Work required: Omit all pictures. Copy the rest of the material exactly.

[Saved entries]
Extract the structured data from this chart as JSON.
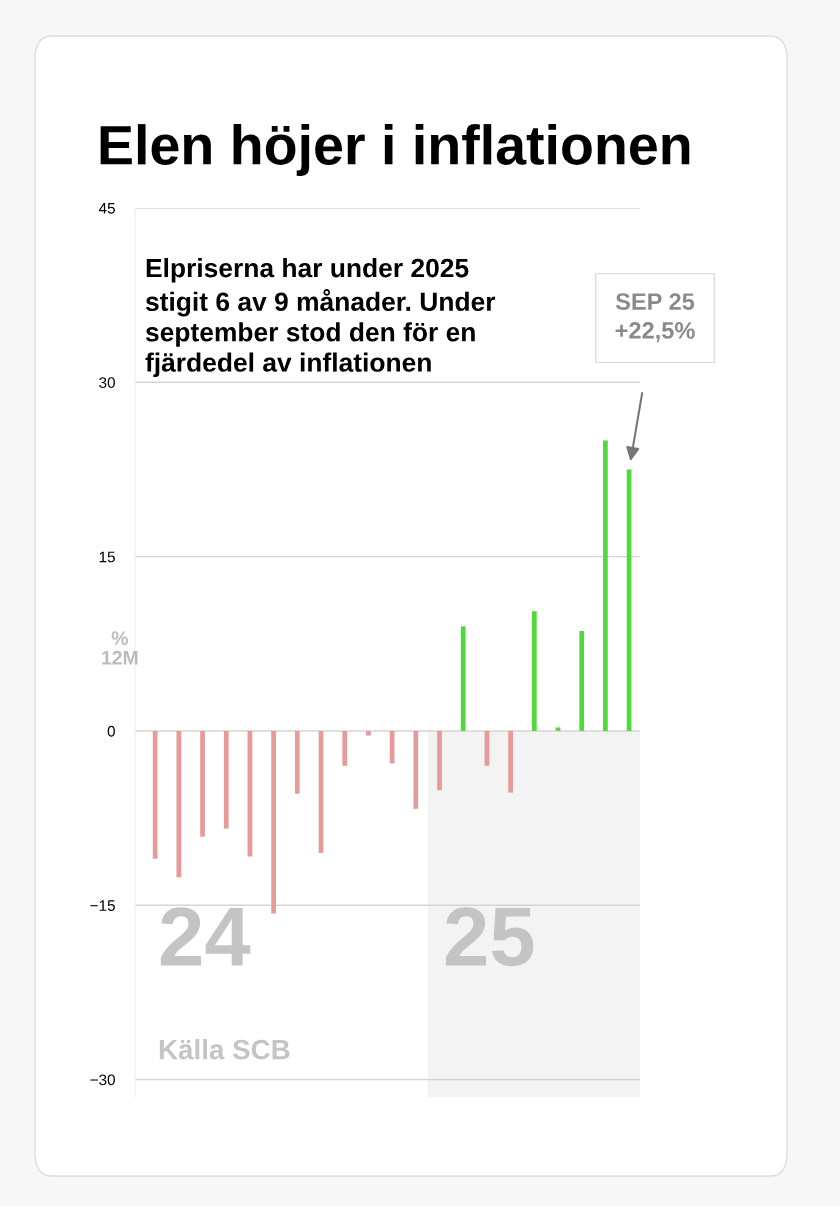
{
  "chart_data": {
    "type": "bar",
    "title": "Elen höjer i inflationen",
    "subtitle": "Elpriserna har under 2025\nstigit 6 av 9 månader. Under\nseptember stod den för en\nfjärdedel av inflationen",
    "ylabel": "%\n12M",
    "categories": [
      null,
      null,
      null,
      null,
      null,
      null,
      null,
      null,
      null,
      null,
      null,
      null,
      null,
      null,
      null,
      null,
      null,
      null,
      null,
      null,
      null
    ],
    "values": [
      -11.0,
      -12.6,
      -9.1,
      -8.4,
      -10.8,
      -15.7,
      -5.4,
      -10.5,
      -3.0,
      -0.4,
      -2.8,
      -6.7,
      -5.1,
      9.0,
      -3.0,
      -5.3,
      10.3,
      0.3,
      8.6,
      25.0,
      22.5
    ],
    "colors": [
      "#e79a9a",
      "#e79a9a",
      "#e79a9a",
      "#e79a9a",
      "#e79a9a",
      "#e79a9a",
      "#e79a9a",
      "#e79a9a",
      "#e79a9a",
      "#e79a9a",
      "#e79a9a",
      "#e79a9a",
      "#e79a9a",
      "#4fd93b",
      "#e79a9a",
      "#e79a9a",
      "#4fd93b",
      "#4fd93b",
      "#4fd93b",
      "#4fd93b",
      "#4fd93b"
    ],
    "ylim": [
      -31.5,
      45
    ],
    "yticks": [
      {
        "value": -30,
        "label": "−30"
      },
      {
        "value": -15,
        "label": "−15"
      },
      0,
      15,
      30,
      45
    ],
    "tick_labels": "y",
    "grid": "y",
    "annotations": [
      "SEP 25\n+22,5%",
      "24",
      "25",
      "Källa SCB"
    ]
  }
}
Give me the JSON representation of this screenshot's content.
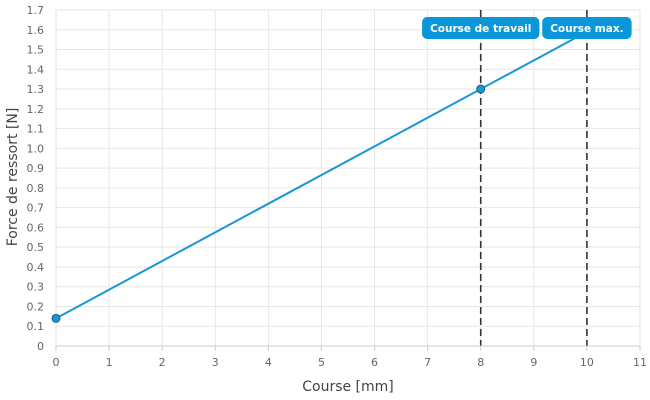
{
  "chart_data": {
    "type": "line",
    "xlabel": "Course [mm]",
    "ylabel": "Force de ressort [N]",
    "xlim": [
      0,
      11
    ],
    "ylim": [
      0,
      1.7
    ],
    "x_ticks": [
      "0",
      "1",
      "2",
      "3",
      "4",
      "5",
      "6",
      "7",
      "8",
      "9",
      "10",
      "11"
    ],
    "y_ticks": [
      "0",
      "0.1",
      "0.2",
      "0.3",
      "0.4",
      "0.5",
      "0.6",
      "0.7",
      "0.8",
      "0.9",
      "1.0",
      "1.1",
      "1.2",
      "1.3",
      "1.4",
      "1.5",
      "1.6",
      "1.7"
    ],
    "grid": true,
    "series": [
      {
        "color": "#1a96d4",
        "x": [
          0,
          10
        ],
        "y": [
          0.14,
          1.59
        ]
      }
    ],
    "points": [
      {
        "x": 0,
        "y": 0.14
      },
      {
        "x": 8,
        "y": 1.3
      }
    ],
    "markers": [
      {
        "label": "Course de travail",
        "x": 8
      },
      {
        "label": "Course max.",
        "x": 10
      }
    ],
    "colors": {
      "line": "#1a96d4",
      "marker_label_bg": "#0a97d9",
      "marker_line": "#333333",
      "grid": "#e6e6e6"
    }
  }
}
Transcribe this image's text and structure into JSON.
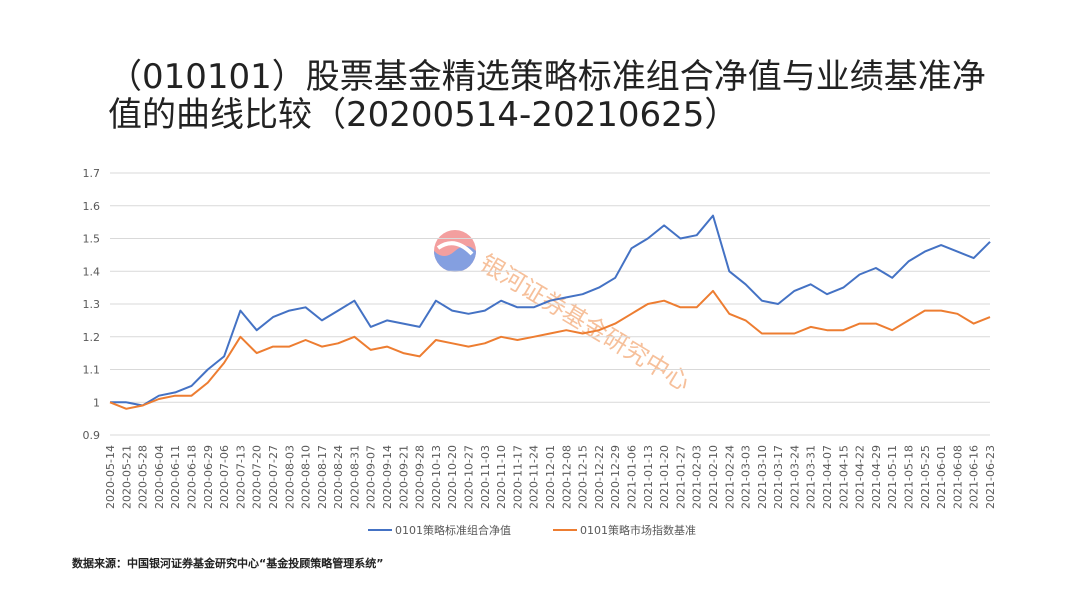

Response:
Extract the structured data from this chart as JSON.
{
  "chart_data": {
    "type": "bar",
    "title": "Elen höjer i inflationen",
    "subtitle": "Elpriserna har under 2025\nstigit 6 av 9 månader. Under\nseptember stod den för en\nfjärdedel av inflationen",
    "ylabel": "%\n12M",
    "categories": [
      null,
      null,
      null,
      null,
      null,
      null,
      null,
      null,
      null,
      null,
      null,
      null,
      null,
      null,
      null,
      null,
      null,
      null,
      null,
      null,
      null
    ],
    "values": [
      -11.0,
      -12.6,
      -9.1,
      -8.4,
      -10.8,
      -15.7,
      -5.4,
      -10.5,
      -3.0,
      -0.4,
      -2.8,
      -6.7,
      -5.1,
      9.0,
      -3.0,
      -5.3,
      10.3,
      0.3,
      8.6,
      25.0,
      22.5
    ],
    "colors": [
      "#e79a9a",
      "#e79a9a",
      "#e79a9a",
      "#e79a9a",
      "#e79a9a",
      "#e79a9a",
      "#e79a9a",
      "#e79a9a",
      "#e79a9a",
      "#e79a9a",
      "#e79a9a",
      "#e79a9a",
      "#e79a9a",
      "#4fd93b",
      "#e79a9a",
      "#e79a9a",
      "#4fd93b",
      "#4fd93b",
      "#4fd93b",
      "#4fd93b",
      "#4fd93b"
    ],
    "ylim": [
      -31.5,
      45
    ],
    "yticks": [
      {
        "value": -30,
        "label": "−30"
      },
      {
        "value": -15,
        "label": "−15"
      },
      0,
      15,
      30,
      45
    ],
    "tick_labels": "y",
    "grid": "y",
    "annotations": [
      "SEP 25\n+22,5%",
      "24",
      "25",
      "Källa SCB"
    ]
  }
}
Give me the JSON representation of this screenshot's content.
{
  "chart_data": {
    "type": "line",
    "xlabel": "Course [mm]",
    "ylabel": "Force de ressort [N]",
    "xlim": [
      0,
      11
    ],
    "ylim": [
      0,
      1.7
    ],
    "x_ticks": [
      "0",
      "1",
      "2",
      "3",
      "4",
      "5",
      "6",
      "7",
      "8",
      "9",
      "10",
      "11"
    ],
    "y_ticks": [
      "0",
      "0.1",
      "0.2",
      "0.3",
      "0.4",
      "0.5",
      "0.6",
      "0.7",
      "0.8",
      "0.9",
      "1.0",
      "1.1",
      "1.2",
      "1.3",
      "1.4",
      "1.5",
      "1.6",
      "1.7"
    ],
    "grid": true,
    "series": [
      {
        "color": "#1a96d4",
        "x": [
          0,
          10
        ],
        "y": [
          0.14,
          1.59
        ]
      }
    ],
    "points": [
      {
        "x": 0,
        "y": 0.14
      },
      {
        "x": 8,
        "y": 1.3
      }
    ],
    "markers": [
      {
        "label": "Course de travail",
        "x": 8
      },
      {
        "label": "Course max.",
        "x": 10
      }
    ],
    "colors": {
      "line": "#1a96d4",
      "marker_label_bg": "#0a97d9",
      "marker_line": "#333333",
      "grid": "#e6e6e6"
    }
  }
}
Transcribe this image's text and structure into JSON.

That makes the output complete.